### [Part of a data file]
>> begin

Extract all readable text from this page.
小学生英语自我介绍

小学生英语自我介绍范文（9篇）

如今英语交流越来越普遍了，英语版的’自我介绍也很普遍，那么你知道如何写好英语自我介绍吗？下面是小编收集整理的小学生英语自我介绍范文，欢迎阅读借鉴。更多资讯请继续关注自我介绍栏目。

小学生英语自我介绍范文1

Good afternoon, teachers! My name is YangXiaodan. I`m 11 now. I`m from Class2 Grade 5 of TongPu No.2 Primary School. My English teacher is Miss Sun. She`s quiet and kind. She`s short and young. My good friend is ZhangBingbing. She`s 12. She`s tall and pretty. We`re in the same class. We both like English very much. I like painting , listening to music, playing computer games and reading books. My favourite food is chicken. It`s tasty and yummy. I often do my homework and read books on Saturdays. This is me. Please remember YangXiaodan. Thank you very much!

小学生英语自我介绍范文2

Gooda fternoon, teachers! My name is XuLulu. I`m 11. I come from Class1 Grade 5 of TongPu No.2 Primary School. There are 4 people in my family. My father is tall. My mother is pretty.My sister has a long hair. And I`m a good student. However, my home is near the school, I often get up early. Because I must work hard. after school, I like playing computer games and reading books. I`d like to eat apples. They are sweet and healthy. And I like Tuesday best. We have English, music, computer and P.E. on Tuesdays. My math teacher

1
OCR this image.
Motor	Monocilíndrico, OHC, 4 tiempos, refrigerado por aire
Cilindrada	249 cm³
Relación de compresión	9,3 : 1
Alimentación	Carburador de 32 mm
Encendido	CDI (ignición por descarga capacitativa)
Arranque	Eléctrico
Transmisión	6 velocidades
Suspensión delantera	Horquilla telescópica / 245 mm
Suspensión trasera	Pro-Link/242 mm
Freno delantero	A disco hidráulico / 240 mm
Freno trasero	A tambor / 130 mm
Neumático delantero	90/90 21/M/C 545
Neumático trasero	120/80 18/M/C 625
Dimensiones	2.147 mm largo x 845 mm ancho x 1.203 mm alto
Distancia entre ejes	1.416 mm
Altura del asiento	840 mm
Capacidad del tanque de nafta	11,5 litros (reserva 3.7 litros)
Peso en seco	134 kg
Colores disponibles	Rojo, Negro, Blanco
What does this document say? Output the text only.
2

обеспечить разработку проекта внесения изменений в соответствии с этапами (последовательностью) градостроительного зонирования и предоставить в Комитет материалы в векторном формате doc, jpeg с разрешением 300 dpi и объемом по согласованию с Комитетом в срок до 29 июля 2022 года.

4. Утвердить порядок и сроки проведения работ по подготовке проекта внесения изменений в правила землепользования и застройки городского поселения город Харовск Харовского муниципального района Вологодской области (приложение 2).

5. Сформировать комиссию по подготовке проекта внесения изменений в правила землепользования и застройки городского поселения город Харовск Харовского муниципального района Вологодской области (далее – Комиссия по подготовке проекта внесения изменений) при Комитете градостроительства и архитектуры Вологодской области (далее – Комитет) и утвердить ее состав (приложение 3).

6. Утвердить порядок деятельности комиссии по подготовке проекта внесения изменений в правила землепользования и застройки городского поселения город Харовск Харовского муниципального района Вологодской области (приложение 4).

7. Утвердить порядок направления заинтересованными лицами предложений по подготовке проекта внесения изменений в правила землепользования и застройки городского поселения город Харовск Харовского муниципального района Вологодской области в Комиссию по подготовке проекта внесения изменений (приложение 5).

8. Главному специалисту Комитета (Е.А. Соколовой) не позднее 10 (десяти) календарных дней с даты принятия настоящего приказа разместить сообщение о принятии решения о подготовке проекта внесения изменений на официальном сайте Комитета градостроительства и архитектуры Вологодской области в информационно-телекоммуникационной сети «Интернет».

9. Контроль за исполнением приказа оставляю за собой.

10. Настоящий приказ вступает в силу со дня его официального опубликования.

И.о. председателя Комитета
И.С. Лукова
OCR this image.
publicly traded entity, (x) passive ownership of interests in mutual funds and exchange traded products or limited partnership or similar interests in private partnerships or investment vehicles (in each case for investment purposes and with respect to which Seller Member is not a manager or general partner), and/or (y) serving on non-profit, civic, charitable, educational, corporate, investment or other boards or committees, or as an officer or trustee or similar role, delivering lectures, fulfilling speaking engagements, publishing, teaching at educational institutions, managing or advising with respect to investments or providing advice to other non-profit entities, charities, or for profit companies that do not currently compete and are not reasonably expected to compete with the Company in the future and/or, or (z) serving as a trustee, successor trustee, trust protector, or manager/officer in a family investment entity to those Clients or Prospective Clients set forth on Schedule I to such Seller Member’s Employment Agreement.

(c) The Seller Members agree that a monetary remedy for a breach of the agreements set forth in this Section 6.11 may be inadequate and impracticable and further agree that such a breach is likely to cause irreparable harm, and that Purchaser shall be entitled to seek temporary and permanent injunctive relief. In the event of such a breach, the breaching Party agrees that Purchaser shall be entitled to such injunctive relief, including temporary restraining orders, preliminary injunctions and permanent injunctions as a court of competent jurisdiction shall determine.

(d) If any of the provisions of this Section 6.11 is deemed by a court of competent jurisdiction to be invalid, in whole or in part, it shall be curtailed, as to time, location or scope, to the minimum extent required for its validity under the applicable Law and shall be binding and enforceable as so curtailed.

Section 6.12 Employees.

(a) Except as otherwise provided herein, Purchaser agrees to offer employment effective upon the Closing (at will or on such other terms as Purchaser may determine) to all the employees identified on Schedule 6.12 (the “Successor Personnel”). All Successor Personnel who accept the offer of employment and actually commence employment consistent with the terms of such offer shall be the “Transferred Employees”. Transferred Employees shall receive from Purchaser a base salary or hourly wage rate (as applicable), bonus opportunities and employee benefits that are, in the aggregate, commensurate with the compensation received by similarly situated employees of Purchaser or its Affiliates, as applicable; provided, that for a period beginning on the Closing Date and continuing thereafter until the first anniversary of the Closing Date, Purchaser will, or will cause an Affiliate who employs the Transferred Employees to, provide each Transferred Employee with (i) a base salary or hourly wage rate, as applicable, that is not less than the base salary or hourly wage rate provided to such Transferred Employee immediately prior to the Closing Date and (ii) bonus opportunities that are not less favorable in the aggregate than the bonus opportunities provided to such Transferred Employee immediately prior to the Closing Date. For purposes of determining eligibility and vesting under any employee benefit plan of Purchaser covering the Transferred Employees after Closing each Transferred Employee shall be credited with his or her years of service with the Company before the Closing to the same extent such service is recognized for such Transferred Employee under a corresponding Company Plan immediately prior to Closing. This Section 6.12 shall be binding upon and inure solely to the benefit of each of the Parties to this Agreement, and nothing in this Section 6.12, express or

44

>> end

### [What you have to do]
All of the data shown above must be copied exactly.

### [Task output]
Extract all readable text from this page.
小学生英语自我介绍

小学生英语自我介绍范文（9篇）

如今英语交流越来越普遍了，英语版的’自我介绍也很普遍，那么你知道如何写好英语自我介绍吗？下面是小编收集整理的小学生英语自我介绍范文，欢迎阅读借鉴。更多资讯请继续关注自我介绍栏目。

小学生英语自我介绍范文1

Good afternoon, teachers! My name is YangXiaodan. I`m 11 now. I`m from Class2 Grade 5 of TongPu No.2 Primary School. My English teacher is Miss Sun. She`s quiet and kind. She`s short and young. My good friend is ZhangBingbing. She`s 12. She`s tall and pretty. We`re in the same class. We both like English very much. I like painting , listening to music, playing computer games and reading books. My favourite food is chicken. It`s tasty and yummy. I often do my homework and read books on Saturdays. This is me. Please remember YangXiaodan. Thank you very much!

小学生英语自我介绍范文2

Gooda fternoon, teachers! My name is XuLulu. I`m 11. I come from Class1 Grade 5 of TongPu No.2 Primary School. There are 4 people in my family. My father is tall. My mother is pretty.My sister has a long hair. And I`m a good student. However, my home is near the school, I often get up early. Because I must work hard. after school, I like playing computer games and reading books. I`d like to eat apples. They are sweet and healthy. And I like Tuesday best. We have English, music, computer and P.E. on Tuesdays. My math teacher

1
OCR this image.
Motor	Monocilíndrico, OHC, 4 tiempos, refrigerado por aire
Cilindrada	249 cm³
Relación de compresión	9,3 : 1
Alimentación	Carburador de 32 mm
Encendido	CDI (ignición por descarga capacitativa)
Arranque	Eléctrico
Transmisión	6 velocidades
Suspensión delantera	Horquilla telescópica / 245 mm
Suspensión trasera	Pro-Link/242 mm
Freno delantero	A disco hidráulico / 240 mm
Freno trasero	A tambor / 130 mm
Neumático delantero	90/90 21/M/C 545
Neumático trasero	120/80 18/M/C 625
Dimensiones	2.147 mm largo x 845 mm ancho x 1.203 mm alto
Distancia entre ejes	1.416 mm
Altura del asiento	840 mm
Capacidad del tanque de nafta	11,5 litros (reserva 3.7 litros)
Peso en seco	134 kg
Colores disponibles	Rojo, Negro, Blanco
What does this document say? Output the text only.
2

обеспечить разработку проекта внесения изменений в соответствии с этапами (последовательностью) градостроительного зонирования и предоставить в Комитет материалы в векторном формате doc, jpeg с разрешением 300 dpi и объемом по согласованию с Комитетом в срок до 29 июля 2022 года.

4. Утвердить порядок и сроки проведения работ по подготовке проекта внесения изменений в правила землепользования и застройки городского поселения город Харовск Харовского муниципального района Вологодской области (приложение 2).

5. Сформировать комиссию по подготовке проекта внесения изменений в правила землепользования и застройки городского поселения город Харовск Харовского муниципального района Вологодской области (далее – Комиссия по подготовке проекта внесения изменений) при Комитете градостроительства и архитектуры Вологодской области (далее – Комитет) и утвердить ее состав (приложение 3).

6. Утвердить порядок деятельности комиссии по подготовке проекта внесения изменений в правила землепользования и застройки городского поселения город Харовск Харовского муниципального района Вологодской области (приложение 4).

7. Утвердить порядок направления заинтересованными лицами предложений по подготовке проекта внесения изменений в правила землепользования и застройки городского поселения город Харовск Харовского муниципального района Вологодской области в Комиссию по подготовке проекта внесения изменений (приложение 5).

8. Главному специалисту Комитета (Е.А. Соколовой) не позднее 10 (десяти) календарных дней с даты принятия настоящего приказа разместить сообщение о принятии решения о подготовке проекта внесения изменений на официальном сайте Комитета градостроительства и архитектуры Вологодской области в информационно-телекоммуникационной сети «Интернет».

9. Контроль за исполнением приказа оставляю за собой.

10. Настоящий приказ вступает в силу со дня его официального опубликования.

И.о. председателя Комитета
И.С. Лукова
OCR this image.
publicly traded entity, (x) passive ownership of interests in mutual funds and exchange traded products or limited partnership or similar interests in private partnerships or investment vehicles (in each case for investment purposes and with respect to which Seller Member is not a manager or general partner), and/or (y) serving on non-profit, civic, charitable, educational, corporate, investment or other boards or committees, or as an officer or trustee or similar role, delivering lectures, fulfilling speaking engagements, publishing, teaching at educational institutions, managing or advising with respect to investments or providing advice to other non-profit entities, charities, or for profit companies that do not currently compete and are not reasonably expected to compete with the Company in the future and/or, or (z) serving as a trustee, successor trustee, trust protector, or manager/officer in a family investment entity to those Clients or Prospective Clients set forth on Schedule I to such Seller Member’s Employment Agreement.

(c) The Seller Members agree that a monetary remedy for a breach of the agreements set forth in this Section 6.11 may be inadequate and impracticable and further agree that such a breach is likely to cause irreparable harm, and that Purchaser shall be entitled to seek temporary and permanent injunctive relief. In the event of such a breach, the breaching Party agrees that Purchaser shall be entitled to such injunctive relief, including temporary restraining orders, preliminary injunctions and permanent injunctions as a court of competent jurisdiction shall determine.

(d) If any of the provisions of this Section 6.11 is deemed by a court of competent jurisdiction to be invalid, in whole or in part, it shall be curtailed, as to time, location or scope, to the minimum extent required for its validity under the applicable Law and shall be binding and enforceable as so curtailed.

Section 6.12 Employees.

(a) Except as otherwise provided herein, Purchaser agrees to offer employment effective upon the Closing (at will or on such other terms as Purchaser may determine) to all the employees identified on Schedule 6.12 (the “Successor Personnel”). All Successor Personnel who accept the offer of employment and actually commence employment consistent with the terms of such offer shall be the “Transferred Employees”. Transferred Employees shall receive from Purchaser a base salary or hourly wage rate (as applicable), bonus opportunities and employee benefits that are, in the aggregate, commensurate with the compensation received by similarly situated employees of Purchaser or its Affiliates, as applicable; provided, that for a period beginning on the Closing Date and continuing thereafter until the first anniversary of the Closing Date, Purchaser will, or will cause an Affiliate who employs the Transferred Employees to, provide each Transferred Employee with (i) a base salary or hourly wage rate, as applicable, that is not less than the base salary or hourly wage rate provided to such Transferred Employee immediately prior to the Closing Date and (ii) bonus opportunities that are not less favorable in the aggregate than the bonus opportunities provided to such Transferred Employee immediately prior to the Closing Date. For purposes of determining eligibility and vesting under any employee benefit plan of Purchaser covering the Transferred Employees after Closing each Transferred Employee shall be credited with his or her years of service with the Company before the Closing to the same extent such service is recognized for such Transferred Employee under a corresponding Company Plan immediately prior to Closing. This Section 6.12 shall be binding upon and inure solely to the benefit of each of the Parties to this Agreement, and nothing in this Section 6.12, express or

44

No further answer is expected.